Figure data in JSON
################

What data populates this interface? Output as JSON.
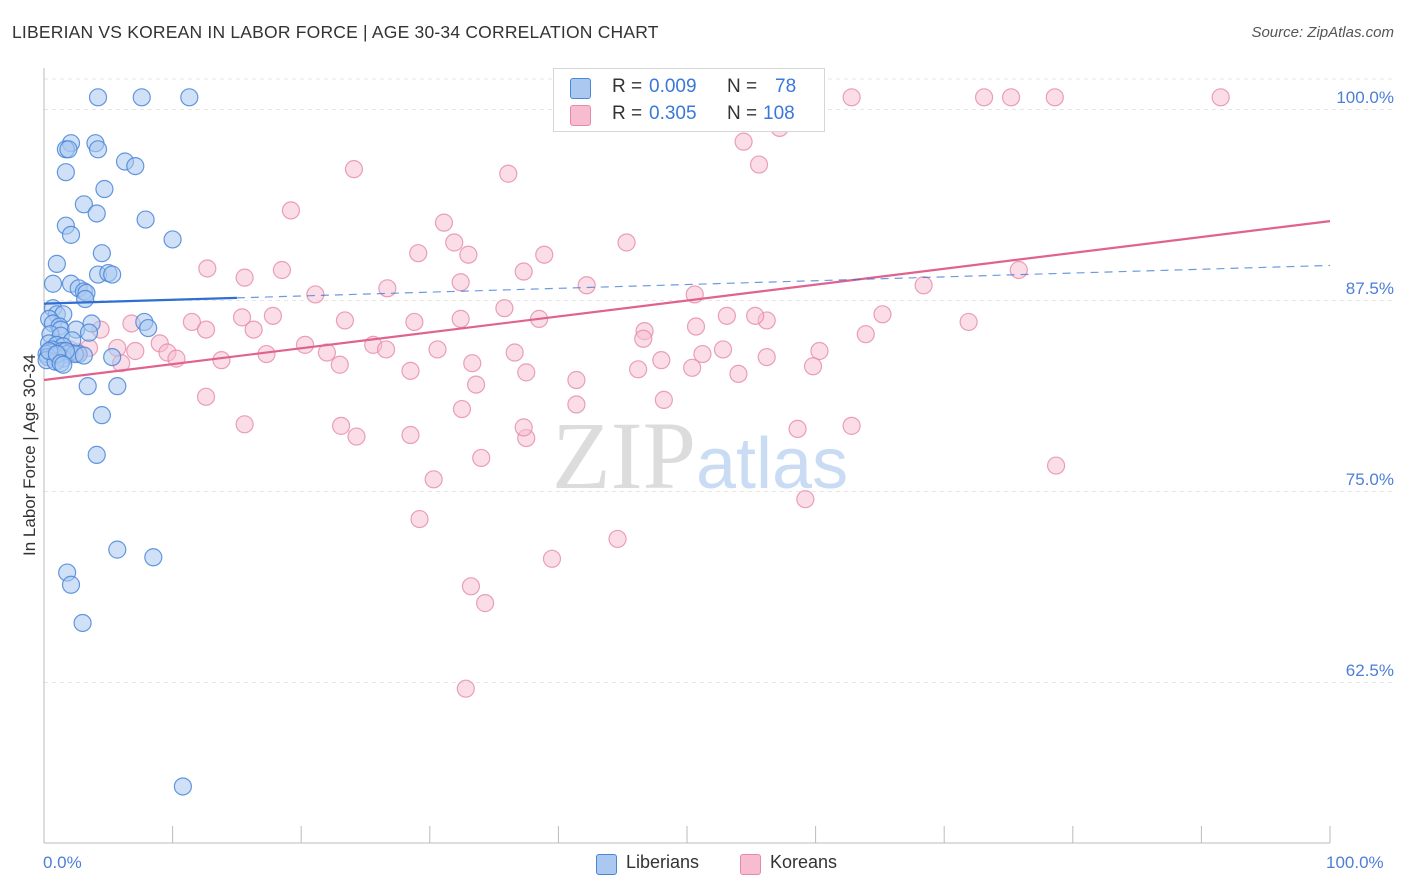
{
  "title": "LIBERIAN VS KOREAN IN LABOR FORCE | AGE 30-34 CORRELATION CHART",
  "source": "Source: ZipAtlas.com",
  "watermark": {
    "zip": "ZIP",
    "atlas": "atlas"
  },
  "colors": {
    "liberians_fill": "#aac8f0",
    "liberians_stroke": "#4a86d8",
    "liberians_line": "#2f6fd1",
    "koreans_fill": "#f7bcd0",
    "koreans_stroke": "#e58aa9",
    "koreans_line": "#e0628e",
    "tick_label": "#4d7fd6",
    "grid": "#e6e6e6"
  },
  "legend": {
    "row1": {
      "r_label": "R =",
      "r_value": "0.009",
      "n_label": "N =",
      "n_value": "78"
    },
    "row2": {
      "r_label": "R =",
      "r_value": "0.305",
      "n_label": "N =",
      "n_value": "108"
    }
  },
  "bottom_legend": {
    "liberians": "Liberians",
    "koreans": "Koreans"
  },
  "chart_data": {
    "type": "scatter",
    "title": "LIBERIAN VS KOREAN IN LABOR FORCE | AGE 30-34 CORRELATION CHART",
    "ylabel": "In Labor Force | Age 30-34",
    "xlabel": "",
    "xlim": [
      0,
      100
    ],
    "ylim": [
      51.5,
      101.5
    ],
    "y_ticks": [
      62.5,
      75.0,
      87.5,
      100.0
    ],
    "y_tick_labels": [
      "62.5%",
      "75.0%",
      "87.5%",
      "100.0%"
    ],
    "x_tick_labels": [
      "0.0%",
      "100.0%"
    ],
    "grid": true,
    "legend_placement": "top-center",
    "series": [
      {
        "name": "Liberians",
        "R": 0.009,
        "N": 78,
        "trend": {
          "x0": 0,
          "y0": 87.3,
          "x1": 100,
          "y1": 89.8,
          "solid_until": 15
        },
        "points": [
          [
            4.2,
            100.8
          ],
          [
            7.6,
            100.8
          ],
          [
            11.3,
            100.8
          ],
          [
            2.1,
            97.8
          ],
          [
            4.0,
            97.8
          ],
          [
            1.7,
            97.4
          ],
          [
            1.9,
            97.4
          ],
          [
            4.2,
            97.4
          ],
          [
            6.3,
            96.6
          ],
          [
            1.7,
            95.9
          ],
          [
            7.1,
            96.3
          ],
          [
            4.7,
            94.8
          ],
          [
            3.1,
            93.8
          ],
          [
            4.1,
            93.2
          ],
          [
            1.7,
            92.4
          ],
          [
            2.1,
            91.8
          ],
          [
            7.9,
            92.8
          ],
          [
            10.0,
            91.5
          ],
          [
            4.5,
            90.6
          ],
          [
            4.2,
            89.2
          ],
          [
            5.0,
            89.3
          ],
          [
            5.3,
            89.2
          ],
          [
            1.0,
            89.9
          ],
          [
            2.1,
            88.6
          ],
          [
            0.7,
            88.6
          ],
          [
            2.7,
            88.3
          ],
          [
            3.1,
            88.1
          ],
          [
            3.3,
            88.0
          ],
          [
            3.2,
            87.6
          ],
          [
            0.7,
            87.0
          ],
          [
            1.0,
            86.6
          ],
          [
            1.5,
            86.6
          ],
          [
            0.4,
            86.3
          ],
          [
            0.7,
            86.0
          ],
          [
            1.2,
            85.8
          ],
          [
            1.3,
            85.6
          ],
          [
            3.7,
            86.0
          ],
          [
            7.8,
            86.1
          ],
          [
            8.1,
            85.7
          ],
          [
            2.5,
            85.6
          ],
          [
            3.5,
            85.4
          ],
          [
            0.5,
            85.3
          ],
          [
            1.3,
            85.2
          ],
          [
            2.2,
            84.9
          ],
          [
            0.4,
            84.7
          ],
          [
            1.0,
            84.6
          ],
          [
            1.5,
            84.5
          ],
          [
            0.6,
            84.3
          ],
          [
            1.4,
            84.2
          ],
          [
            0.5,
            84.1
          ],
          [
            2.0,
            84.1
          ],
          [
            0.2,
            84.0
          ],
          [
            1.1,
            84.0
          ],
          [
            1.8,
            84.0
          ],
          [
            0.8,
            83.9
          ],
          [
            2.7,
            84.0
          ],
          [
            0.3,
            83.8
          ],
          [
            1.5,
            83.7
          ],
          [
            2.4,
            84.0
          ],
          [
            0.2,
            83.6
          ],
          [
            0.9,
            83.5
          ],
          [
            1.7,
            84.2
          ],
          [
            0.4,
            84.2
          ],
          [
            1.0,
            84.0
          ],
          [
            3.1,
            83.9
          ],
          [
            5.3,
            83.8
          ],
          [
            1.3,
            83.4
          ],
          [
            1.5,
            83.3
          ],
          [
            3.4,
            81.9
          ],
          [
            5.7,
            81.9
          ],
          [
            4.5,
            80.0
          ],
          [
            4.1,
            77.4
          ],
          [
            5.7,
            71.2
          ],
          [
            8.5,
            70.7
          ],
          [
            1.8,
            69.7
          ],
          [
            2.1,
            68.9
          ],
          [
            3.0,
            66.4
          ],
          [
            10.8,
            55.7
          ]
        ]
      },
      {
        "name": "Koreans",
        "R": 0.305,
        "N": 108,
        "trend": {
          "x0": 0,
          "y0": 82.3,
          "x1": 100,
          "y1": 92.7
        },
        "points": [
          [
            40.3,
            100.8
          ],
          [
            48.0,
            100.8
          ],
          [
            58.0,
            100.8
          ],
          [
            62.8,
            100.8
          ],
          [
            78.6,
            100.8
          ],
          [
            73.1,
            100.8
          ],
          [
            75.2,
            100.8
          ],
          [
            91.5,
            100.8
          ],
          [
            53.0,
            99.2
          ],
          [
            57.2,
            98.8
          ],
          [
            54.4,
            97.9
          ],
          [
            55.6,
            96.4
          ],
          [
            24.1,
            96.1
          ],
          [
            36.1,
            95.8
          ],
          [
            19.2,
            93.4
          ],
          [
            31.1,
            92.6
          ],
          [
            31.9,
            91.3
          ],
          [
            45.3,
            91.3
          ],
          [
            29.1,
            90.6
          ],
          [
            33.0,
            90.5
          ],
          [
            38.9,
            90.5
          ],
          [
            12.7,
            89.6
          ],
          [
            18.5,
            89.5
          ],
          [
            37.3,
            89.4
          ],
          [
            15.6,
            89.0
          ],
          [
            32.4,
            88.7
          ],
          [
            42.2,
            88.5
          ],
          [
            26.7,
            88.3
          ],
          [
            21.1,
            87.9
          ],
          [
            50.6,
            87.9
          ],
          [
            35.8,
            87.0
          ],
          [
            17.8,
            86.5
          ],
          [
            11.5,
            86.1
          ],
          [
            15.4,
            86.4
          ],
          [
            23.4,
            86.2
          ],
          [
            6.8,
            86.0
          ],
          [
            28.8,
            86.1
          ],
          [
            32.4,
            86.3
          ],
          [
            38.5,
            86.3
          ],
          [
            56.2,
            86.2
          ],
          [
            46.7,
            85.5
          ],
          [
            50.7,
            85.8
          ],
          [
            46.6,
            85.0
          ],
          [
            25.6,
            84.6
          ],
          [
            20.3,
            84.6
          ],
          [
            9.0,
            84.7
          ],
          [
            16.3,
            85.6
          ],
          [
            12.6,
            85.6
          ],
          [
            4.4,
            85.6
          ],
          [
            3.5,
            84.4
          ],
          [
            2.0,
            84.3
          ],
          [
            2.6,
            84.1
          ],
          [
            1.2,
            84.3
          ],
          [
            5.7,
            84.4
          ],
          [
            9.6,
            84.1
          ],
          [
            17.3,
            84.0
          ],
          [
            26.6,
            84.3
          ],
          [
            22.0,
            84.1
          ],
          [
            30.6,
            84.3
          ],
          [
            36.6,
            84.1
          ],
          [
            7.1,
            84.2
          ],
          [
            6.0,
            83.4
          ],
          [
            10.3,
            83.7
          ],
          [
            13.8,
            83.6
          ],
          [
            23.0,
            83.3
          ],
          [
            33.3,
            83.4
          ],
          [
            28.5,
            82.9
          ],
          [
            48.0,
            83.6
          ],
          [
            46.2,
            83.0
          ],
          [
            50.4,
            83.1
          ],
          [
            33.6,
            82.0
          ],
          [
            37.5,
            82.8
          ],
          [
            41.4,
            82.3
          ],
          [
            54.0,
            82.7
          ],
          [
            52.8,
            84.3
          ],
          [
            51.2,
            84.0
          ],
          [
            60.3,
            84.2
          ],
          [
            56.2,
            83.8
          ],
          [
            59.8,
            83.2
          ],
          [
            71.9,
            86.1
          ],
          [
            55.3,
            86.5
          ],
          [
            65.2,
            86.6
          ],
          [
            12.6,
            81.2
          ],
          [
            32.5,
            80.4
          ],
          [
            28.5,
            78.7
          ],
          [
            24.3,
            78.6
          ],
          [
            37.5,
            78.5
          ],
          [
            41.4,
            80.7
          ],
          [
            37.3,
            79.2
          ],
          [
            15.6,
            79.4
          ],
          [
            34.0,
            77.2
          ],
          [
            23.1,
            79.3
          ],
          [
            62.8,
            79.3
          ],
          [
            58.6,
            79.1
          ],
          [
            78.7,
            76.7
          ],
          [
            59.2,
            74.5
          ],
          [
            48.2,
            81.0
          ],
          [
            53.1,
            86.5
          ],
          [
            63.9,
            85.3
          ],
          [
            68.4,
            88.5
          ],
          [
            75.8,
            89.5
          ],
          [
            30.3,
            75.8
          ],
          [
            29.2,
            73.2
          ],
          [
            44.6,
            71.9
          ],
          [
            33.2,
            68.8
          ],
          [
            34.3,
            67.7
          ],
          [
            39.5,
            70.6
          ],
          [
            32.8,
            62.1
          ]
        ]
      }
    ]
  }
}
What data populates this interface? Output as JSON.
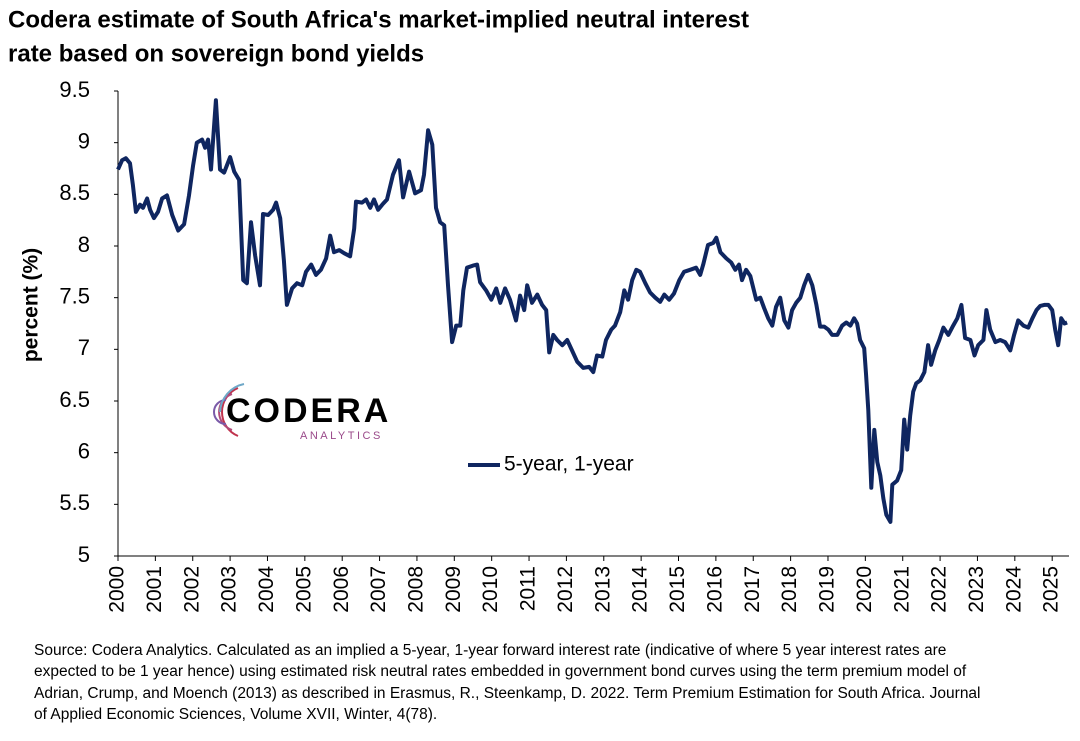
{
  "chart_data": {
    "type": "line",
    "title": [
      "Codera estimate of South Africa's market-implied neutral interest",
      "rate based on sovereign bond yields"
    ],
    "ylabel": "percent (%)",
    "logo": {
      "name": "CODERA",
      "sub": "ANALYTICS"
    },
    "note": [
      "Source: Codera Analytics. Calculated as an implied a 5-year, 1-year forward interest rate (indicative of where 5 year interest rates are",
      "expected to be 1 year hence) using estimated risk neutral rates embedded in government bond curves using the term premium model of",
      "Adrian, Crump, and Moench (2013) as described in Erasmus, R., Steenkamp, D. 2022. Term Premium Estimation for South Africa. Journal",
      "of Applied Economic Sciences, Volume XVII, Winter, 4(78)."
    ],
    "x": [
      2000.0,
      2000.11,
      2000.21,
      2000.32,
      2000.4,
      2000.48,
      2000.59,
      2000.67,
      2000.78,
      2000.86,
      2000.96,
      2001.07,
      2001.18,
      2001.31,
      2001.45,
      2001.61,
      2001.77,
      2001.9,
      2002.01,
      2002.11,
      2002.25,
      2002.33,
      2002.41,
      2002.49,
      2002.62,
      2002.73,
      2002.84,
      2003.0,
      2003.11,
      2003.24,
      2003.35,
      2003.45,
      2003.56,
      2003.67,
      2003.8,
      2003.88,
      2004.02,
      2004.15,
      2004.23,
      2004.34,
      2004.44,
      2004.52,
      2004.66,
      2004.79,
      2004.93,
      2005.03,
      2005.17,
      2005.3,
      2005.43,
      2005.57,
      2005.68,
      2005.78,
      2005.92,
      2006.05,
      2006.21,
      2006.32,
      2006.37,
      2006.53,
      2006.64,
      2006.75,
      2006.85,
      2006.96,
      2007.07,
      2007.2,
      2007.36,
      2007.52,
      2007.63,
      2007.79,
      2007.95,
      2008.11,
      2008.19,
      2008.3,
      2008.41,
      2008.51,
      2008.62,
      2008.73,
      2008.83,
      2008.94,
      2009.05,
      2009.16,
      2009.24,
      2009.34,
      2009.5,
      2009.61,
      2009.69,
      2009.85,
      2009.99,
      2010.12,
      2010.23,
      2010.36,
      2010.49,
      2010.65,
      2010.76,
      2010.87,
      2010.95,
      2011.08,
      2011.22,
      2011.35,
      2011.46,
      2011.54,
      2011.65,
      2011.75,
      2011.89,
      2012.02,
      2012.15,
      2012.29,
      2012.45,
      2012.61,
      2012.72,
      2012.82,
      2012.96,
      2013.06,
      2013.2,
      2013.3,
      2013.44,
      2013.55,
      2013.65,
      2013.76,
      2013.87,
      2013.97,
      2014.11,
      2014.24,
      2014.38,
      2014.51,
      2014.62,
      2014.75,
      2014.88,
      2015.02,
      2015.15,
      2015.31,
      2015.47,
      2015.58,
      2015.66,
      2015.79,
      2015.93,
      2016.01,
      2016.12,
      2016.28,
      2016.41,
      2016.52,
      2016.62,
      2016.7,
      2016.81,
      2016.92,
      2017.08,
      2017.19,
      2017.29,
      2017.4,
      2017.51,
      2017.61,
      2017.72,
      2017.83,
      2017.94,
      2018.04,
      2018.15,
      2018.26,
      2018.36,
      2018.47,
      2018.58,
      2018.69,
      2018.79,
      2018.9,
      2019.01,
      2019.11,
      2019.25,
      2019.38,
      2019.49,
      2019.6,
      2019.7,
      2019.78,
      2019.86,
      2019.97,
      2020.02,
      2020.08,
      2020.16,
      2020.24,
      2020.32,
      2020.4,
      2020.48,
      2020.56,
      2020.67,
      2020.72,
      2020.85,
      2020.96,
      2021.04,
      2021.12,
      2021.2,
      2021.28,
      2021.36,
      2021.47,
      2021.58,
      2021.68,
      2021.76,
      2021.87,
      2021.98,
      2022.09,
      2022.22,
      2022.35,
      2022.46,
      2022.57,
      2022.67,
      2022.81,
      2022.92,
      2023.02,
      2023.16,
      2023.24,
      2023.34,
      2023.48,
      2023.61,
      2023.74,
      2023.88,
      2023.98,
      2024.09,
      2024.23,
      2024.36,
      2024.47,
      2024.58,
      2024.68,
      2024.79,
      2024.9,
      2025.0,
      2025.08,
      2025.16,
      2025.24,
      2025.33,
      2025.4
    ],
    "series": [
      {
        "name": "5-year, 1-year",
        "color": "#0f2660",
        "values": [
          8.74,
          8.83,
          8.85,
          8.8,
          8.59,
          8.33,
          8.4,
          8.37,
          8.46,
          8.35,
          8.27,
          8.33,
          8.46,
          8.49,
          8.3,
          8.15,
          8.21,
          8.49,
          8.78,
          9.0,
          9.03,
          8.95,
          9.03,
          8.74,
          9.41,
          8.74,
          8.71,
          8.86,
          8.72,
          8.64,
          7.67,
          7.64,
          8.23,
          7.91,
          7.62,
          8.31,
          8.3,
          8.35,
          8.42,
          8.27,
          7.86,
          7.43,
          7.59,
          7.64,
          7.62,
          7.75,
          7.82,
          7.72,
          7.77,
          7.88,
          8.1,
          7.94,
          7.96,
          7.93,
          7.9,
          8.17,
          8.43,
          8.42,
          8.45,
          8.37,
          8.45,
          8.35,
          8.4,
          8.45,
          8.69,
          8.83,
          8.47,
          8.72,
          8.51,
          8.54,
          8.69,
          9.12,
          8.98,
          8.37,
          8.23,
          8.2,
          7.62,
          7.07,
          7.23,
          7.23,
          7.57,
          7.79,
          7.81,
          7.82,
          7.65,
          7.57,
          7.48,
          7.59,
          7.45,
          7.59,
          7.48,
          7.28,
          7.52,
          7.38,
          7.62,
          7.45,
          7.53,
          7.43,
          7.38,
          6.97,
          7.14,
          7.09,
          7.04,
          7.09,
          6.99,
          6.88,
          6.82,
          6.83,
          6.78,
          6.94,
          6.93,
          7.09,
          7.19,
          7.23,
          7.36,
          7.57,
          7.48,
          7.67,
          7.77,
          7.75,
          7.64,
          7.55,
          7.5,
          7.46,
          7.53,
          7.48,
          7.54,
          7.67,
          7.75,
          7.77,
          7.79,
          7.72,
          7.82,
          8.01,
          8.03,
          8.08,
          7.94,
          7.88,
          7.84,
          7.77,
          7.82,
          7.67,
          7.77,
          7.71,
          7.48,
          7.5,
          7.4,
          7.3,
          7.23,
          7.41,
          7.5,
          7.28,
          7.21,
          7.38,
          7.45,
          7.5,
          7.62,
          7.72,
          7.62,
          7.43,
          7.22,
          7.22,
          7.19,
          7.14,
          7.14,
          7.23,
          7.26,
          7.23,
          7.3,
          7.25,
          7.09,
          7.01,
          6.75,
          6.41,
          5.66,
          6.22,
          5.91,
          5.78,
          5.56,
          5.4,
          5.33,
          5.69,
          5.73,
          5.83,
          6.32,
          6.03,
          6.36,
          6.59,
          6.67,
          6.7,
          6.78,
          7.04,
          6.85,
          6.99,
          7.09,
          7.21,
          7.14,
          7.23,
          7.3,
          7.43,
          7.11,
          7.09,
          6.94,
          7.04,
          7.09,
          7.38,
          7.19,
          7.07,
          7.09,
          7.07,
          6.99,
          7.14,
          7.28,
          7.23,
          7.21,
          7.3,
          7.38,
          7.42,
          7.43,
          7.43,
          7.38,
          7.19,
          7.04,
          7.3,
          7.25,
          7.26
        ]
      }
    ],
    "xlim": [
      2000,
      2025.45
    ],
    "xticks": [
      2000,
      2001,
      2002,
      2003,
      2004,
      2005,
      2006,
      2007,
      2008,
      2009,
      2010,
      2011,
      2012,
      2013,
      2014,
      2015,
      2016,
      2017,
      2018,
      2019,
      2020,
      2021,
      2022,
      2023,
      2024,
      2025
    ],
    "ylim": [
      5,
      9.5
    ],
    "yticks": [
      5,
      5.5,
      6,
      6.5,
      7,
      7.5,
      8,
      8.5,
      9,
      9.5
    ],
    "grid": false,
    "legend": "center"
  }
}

################

TASK TO COMPLETE = In the listing, find all lines with the string "neutral" and copy them.

EXERCISE ANSWER =
      "Codera estimate of South Africa's market-implied neutral interest",
      "expected to be 1 year hence) using estimated risk neutral rates embedded in government bond curves using the term premium model of",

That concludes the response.